* **Written task**: In the listing below, find every line containing "percent" and copy it out.

-- BEGIN Given records --

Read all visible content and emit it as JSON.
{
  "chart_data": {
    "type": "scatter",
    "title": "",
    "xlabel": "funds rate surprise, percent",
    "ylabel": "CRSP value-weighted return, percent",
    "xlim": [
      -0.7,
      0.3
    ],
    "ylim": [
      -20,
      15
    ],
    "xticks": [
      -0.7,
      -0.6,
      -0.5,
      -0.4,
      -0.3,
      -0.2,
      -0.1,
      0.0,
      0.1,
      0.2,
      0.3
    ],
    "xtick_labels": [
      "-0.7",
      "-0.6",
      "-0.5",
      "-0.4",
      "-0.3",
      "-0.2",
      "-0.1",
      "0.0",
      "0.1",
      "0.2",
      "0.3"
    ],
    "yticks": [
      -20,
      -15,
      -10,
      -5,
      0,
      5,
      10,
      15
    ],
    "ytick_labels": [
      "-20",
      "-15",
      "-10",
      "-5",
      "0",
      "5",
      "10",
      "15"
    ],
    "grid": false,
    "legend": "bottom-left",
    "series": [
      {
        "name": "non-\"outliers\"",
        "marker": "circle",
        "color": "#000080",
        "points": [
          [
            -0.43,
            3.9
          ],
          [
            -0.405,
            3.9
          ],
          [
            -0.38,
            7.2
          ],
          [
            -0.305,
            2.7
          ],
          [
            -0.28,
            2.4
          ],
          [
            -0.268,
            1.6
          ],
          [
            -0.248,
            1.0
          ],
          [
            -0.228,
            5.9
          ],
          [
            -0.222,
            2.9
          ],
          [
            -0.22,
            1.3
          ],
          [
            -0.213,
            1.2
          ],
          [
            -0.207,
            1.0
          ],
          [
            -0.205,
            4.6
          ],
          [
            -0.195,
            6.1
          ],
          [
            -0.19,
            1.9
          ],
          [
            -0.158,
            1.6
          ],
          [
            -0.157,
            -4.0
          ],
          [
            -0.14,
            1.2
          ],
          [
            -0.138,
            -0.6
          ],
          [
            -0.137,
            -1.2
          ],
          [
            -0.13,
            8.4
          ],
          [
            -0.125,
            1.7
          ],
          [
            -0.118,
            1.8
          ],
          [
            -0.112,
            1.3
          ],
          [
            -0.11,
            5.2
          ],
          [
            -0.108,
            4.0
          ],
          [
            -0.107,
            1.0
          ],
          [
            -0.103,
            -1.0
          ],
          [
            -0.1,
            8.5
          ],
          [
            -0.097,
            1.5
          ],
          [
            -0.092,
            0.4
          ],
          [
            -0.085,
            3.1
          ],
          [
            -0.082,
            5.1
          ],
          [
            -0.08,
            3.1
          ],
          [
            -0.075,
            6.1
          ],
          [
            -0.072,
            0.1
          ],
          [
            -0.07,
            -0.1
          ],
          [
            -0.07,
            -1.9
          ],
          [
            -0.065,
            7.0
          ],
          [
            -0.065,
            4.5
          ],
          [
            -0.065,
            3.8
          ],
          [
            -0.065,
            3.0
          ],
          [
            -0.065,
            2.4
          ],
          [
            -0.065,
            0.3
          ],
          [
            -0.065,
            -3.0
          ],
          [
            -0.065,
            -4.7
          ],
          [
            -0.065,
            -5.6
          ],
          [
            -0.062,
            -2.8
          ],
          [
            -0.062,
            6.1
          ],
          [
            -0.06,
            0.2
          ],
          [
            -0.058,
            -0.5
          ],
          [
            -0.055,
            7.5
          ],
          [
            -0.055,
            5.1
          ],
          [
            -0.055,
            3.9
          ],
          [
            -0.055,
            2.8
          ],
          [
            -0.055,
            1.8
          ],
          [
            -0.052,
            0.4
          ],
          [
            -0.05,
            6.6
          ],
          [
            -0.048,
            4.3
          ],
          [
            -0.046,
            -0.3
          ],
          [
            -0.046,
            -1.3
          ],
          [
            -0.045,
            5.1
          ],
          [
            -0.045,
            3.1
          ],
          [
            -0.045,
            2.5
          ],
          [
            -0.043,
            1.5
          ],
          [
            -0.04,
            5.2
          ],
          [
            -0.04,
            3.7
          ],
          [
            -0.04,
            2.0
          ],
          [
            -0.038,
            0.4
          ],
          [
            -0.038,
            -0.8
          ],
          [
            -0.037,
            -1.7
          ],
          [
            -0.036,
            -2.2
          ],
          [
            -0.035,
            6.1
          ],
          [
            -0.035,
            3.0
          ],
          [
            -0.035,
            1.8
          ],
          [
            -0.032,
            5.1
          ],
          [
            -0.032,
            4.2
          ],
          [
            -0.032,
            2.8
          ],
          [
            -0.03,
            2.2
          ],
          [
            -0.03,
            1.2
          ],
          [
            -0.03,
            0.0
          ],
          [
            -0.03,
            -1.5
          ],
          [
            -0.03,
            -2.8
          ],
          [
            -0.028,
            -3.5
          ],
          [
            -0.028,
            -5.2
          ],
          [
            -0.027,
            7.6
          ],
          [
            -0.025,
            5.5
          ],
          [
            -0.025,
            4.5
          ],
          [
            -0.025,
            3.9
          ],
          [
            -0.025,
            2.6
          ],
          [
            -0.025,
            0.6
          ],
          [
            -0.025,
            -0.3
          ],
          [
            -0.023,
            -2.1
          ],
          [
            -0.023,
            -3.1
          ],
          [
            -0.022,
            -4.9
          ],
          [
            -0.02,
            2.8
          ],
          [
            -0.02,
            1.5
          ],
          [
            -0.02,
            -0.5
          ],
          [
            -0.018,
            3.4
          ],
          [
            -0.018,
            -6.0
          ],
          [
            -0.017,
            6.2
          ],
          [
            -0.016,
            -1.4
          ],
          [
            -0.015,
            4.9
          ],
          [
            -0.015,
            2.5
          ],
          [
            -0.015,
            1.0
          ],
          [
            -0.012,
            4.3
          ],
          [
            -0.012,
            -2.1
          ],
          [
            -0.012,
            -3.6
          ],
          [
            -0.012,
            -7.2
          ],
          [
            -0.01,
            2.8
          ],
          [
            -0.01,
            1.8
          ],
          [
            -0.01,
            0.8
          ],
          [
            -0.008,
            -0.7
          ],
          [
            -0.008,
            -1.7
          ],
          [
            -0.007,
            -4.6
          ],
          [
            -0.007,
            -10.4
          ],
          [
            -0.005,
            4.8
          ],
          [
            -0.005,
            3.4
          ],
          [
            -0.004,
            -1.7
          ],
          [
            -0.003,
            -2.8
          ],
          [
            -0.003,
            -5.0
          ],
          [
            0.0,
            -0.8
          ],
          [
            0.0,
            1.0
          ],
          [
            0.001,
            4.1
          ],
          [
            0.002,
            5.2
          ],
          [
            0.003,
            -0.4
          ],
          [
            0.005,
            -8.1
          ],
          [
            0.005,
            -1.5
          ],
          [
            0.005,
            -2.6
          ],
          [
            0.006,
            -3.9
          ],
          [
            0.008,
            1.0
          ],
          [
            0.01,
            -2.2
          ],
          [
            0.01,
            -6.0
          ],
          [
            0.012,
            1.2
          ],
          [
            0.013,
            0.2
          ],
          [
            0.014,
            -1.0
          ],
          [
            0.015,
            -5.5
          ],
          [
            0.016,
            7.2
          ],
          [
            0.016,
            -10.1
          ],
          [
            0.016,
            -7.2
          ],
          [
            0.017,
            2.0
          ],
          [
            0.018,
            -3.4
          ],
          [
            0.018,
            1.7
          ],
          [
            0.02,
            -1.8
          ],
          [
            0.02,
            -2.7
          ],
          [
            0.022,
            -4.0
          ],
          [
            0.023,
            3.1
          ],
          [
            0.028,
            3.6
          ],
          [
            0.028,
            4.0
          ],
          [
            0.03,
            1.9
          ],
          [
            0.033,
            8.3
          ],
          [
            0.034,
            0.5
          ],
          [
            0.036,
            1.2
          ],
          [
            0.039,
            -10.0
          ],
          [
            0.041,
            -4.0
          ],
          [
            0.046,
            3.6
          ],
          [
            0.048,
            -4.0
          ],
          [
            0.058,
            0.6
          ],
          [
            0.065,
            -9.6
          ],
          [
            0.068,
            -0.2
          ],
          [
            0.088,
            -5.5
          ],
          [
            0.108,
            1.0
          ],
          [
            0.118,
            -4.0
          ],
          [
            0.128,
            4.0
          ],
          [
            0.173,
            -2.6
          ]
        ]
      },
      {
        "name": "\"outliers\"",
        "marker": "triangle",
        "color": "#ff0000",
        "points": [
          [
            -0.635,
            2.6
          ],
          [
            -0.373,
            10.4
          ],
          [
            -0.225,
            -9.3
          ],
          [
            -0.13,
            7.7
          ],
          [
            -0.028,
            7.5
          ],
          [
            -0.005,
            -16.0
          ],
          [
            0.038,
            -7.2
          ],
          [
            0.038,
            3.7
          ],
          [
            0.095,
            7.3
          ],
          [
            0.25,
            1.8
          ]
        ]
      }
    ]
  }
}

-- END Given records --

* **Response to this exercise**:
    "xlabel": "funds rate surprise, percent",
    "ylabel": "CRSP value-weighted return, percent",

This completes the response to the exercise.